#### [Goal]
Below are the entries; state how many of their lines contain the string "title", and nothing more.

#### [Records provided]

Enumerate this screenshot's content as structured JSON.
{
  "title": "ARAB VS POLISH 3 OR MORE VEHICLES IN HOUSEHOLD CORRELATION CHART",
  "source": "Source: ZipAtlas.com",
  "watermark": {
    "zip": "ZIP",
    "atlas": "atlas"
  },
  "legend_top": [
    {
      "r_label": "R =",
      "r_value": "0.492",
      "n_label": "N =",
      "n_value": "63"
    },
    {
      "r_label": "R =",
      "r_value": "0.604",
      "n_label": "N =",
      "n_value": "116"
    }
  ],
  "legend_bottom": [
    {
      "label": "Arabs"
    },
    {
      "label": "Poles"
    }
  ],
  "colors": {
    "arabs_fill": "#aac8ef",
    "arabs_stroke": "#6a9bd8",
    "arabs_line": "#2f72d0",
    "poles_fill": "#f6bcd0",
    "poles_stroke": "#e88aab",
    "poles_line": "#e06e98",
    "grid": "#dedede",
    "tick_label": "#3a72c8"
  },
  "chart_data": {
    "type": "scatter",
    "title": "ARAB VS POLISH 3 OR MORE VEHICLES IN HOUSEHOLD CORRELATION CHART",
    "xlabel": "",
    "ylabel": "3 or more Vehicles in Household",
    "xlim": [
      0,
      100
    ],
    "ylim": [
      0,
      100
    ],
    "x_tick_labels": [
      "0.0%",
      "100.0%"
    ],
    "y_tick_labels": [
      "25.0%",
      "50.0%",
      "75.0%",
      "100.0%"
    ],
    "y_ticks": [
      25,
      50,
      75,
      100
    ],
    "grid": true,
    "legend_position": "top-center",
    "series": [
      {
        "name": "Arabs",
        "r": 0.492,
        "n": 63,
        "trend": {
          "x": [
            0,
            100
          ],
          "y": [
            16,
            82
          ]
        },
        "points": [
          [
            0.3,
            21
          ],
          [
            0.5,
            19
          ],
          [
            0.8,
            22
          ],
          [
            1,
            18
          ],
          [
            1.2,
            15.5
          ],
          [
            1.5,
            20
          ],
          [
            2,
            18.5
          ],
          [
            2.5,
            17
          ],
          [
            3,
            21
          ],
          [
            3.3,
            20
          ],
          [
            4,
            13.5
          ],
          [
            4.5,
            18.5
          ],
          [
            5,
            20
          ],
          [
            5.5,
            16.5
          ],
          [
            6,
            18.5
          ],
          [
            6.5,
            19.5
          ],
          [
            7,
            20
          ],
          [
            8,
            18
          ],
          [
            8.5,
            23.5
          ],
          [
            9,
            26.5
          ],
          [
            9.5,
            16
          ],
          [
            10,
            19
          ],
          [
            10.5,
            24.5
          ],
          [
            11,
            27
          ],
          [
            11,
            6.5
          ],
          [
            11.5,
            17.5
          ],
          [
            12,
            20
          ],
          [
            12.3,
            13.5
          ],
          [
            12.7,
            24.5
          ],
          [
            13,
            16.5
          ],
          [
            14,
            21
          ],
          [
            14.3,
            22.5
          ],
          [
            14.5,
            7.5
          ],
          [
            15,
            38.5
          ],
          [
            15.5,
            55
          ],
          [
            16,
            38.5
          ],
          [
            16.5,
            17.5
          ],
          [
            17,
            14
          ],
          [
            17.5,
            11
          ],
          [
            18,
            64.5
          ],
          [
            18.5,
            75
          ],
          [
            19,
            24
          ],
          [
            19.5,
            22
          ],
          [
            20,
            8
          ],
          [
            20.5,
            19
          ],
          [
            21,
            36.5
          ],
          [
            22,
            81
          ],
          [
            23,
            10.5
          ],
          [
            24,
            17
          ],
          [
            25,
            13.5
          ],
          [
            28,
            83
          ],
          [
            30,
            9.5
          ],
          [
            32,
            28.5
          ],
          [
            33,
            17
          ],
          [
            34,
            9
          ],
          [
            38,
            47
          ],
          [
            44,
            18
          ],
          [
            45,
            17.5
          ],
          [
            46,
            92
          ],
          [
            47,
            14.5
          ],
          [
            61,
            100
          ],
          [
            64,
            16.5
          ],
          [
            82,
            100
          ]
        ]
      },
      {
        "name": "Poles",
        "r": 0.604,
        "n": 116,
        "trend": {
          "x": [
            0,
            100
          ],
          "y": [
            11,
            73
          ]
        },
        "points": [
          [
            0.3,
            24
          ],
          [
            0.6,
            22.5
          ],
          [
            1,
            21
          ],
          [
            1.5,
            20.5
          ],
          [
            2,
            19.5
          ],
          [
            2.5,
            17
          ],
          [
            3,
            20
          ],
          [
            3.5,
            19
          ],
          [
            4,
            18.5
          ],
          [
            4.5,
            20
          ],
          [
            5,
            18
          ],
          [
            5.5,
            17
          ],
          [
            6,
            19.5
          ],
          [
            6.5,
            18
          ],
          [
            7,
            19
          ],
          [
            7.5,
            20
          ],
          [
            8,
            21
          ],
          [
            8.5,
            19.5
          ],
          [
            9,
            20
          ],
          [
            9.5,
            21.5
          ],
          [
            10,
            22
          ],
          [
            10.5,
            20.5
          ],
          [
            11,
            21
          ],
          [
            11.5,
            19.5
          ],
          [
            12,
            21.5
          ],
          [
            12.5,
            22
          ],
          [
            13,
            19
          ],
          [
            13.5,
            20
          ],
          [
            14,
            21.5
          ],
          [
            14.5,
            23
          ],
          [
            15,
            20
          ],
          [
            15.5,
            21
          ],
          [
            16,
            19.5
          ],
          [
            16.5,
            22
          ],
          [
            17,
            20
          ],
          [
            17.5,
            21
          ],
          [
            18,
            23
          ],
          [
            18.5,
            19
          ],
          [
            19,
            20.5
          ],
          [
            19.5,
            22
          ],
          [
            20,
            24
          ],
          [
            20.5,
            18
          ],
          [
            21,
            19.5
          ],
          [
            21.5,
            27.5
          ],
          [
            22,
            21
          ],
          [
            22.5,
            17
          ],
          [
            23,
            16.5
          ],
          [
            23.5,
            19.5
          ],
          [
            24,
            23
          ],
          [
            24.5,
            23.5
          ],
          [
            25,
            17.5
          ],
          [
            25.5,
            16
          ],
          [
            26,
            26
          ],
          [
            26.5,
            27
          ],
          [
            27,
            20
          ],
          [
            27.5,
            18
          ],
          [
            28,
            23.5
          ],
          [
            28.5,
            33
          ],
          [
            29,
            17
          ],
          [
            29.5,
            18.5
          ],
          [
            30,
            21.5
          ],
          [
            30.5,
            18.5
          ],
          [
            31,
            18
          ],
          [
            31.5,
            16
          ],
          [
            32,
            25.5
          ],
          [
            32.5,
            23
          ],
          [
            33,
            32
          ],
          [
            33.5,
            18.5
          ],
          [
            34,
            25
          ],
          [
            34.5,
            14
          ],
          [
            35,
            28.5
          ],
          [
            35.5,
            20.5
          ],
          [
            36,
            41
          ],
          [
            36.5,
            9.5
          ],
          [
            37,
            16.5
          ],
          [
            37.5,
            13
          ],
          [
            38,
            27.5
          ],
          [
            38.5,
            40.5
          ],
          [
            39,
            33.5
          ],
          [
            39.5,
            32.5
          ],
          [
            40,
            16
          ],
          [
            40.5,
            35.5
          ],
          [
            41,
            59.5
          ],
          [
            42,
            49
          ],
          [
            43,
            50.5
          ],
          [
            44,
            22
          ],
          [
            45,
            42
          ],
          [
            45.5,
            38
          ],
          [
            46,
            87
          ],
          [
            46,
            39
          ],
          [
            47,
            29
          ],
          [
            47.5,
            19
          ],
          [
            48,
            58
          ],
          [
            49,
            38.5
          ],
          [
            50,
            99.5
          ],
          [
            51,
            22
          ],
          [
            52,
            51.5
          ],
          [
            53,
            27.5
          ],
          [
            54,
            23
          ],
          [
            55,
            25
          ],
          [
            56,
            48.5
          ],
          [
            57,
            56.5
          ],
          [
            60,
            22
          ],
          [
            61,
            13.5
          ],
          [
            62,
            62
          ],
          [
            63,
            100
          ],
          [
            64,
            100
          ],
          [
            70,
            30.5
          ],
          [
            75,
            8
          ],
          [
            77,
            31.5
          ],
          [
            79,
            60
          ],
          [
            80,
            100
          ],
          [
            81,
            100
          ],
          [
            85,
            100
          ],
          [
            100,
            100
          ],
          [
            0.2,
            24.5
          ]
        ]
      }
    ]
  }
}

#### [Solution to the exercise]
2